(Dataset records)
========

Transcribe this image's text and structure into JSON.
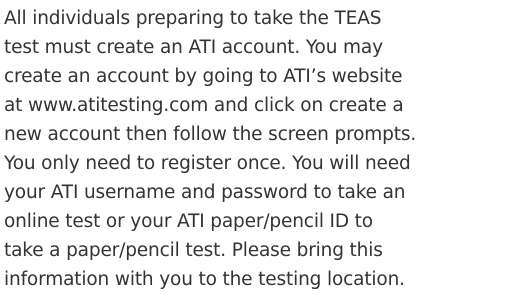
{
  "paragraph": {
    "lines": [
      "All individuals preparing to take the TEAS",
      "test must create an ATI account. You may",
      "create an account by going to ATI’s website",
      "at www.atitesting.com and click on create a",
      "new account then follow the screen prompts.",
      "You only need to register once. You will need",
      "your ATI username and password to take an",
      "online test or your ATI paper/pencil ID to",
      "take a paper/pencil test. Please bring this",
      "information with you to the testing location."
    ]
  }
}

========

## Goal
In the copy, include all records verbatim but no images.

## Response to the exercise
Transcribe this image's text and structure into JSON.
{
  "paragraph": {
    "lines": [
      "All individuals preparing to take the TEAS",
      "test must create an ATI account. You may",
      "create an account by going to ATI’s website",
      "at www.atitesting.com and click on create a",
      "new account then follow the screen prompts.",
      "You only need to register once. You will need",
      "your ATI username and password to take an",
      "online test or your ATI paper/pencil ID to",
      "take a paper/pencil test. Please bring this",
      "information with you to the testing location."
    ]
  }
}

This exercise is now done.